Rows from a dataset:
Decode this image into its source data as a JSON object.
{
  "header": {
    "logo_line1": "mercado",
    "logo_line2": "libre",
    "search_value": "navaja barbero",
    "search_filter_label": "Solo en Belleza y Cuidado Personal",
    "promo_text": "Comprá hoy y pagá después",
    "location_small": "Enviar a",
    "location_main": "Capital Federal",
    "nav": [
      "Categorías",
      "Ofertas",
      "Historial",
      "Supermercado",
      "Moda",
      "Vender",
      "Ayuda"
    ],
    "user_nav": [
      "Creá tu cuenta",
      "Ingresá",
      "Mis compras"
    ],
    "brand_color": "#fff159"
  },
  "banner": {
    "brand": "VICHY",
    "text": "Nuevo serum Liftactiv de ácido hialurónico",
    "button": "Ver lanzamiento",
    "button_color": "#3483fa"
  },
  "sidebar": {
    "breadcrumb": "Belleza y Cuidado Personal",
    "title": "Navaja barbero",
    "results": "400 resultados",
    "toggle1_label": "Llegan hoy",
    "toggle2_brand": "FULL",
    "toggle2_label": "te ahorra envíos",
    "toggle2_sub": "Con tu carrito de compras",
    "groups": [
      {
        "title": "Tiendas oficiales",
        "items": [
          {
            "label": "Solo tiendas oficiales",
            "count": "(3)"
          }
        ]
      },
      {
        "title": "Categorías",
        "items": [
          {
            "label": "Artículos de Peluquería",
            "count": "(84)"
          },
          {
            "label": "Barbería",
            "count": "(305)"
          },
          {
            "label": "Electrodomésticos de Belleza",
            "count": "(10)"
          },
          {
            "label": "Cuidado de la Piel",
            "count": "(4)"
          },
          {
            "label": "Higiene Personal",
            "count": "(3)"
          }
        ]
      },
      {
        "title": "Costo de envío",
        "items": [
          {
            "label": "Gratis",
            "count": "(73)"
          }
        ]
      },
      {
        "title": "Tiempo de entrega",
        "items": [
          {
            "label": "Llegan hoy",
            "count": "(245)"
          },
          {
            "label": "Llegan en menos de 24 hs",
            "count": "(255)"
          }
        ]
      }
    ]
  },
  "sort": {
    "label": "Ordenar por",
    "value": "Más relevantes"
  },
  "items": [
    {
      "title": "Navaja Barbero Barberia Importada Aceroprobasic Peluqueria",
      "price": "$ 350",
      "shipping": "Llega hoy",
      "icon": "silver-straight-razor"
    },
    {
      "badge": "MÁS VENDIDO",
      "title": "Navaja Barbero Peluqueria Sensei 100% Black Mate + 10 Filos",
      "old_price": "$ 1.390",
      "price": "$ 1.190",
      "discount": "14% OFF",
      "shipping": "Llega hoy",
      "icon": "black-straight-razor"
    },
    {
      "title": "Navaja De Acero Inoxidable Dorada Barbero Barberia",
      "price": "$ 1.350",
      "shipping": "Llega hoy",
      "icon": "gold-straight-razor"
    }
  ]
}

● PROBLEM DESCRIPTION:
Take the records above and return them exactly as written.

● TASK SOLUTION:
Decode this image into its source data as a JSON object.
{
  "header": {
    "logo_line1": "mercado",
    "logo_line2": "libre",
    "search_value": "navaja barbero",
    "search_filter_label": "Solo en Belleza y Cuidado Personal",
    "promo_text": "Comprá hoy y pagá después",
    "location_small": "Enviar a",
    "location_main": "Capital Federal",
    "nav": [
      "Categorías",
      "Ofertas",
      "Historial",
      "Supermercado",
      "Moda",
      "Vender",
      "Ayuda"
    ],
    "user_nav": [
      "Creá tu cuenta",
      "Ingresá",
      "Mis compras"
    ],
    "brand_color": "#fff159"
  },
  "banner": {
    "brand": "VICHY",
    "text": "Nuevo serum Liftactiv de ácido hialurónico",
    "button": "Ver lanzamiento",
    "button_color": "#3483fa"
  },
  "sidebar": {
    "breadcrumb": "Belleza y Cuidado Personal",
    "title": "Navaja barbero",
    "results": "400 resultados",
    "toggle1_label": "Llegan hoy",
    "toggle2_brand": "FULL",
    "toggle2_label": "te ahorra envíos",
    "toggle2_sub": "Con tu carrito de compras",
    "groups": [
      {
        "title": "Tiendas oficiales",
        "items": [
          {
            "label": "Solo tiendas oficiales",
            "count": "(3)"
          }
        ]
      },
      {
        "title": "Categorías",
        "items": [
          {
            "label": "Artículos de Peluquería",
            "count": "(84)"
          },
          {
            "label": "Barbería",
            "count": "(305)"
          },
          {
            "label": "Electrodomésticos de Belleza",
            "count": "(10)"
          },
          {
            "label": "Cuidado de la Piel",
            "count": "(4)"
          },
          {
            "label": "Higiene Personal",
            "count": "(3)"
          }
        ]
      },
      {
        "title": "Costo de envío",
        "items": [
          {
            "label": "Gratis",
            "count": "(73)"
          }
        ]
      },
      {
        "title": "Tiempo de entrega",
        "items": [
          {
            "label": "Llegan hoy",
            "count": "(245)"
          },
          {
            "label": "Llegan en menos de 24 hs",
            "count": "(255)"
          }
        ]
      }
    ]
  },
  "sort": {
    "label": "Ordenar por",
    "value": "Más relevantes"
  },
  "items": [
    {
      "title": "Navaja Barbero Barberia Importada Aceroprobasic Peluqueria",
      "price": "$ 350",
      "shipping": "Llega hoy",
      "icon": "silver-straight-razor"
    },
    {
      "badge": "MÁS VENDIDO",
      "title": "Navaja Barbero Peluqueria Sensei 100% Black Mate + 10 Filos",
      "old_price": "$ 1.390",
      "price": "$ 1.190",
      "discount": "14% OFF",
      "shipping": "Llega hoy",
      "icon": "black-straight-razor"
    },
    {
      "title": "Navaja De Acero Inoxidable Dorada Barbero Barberia",
      "price": "$ 1.350",
      "shipping": "Llega hoy",
      "icon": "gold-straight-razor"
    }
  ]
}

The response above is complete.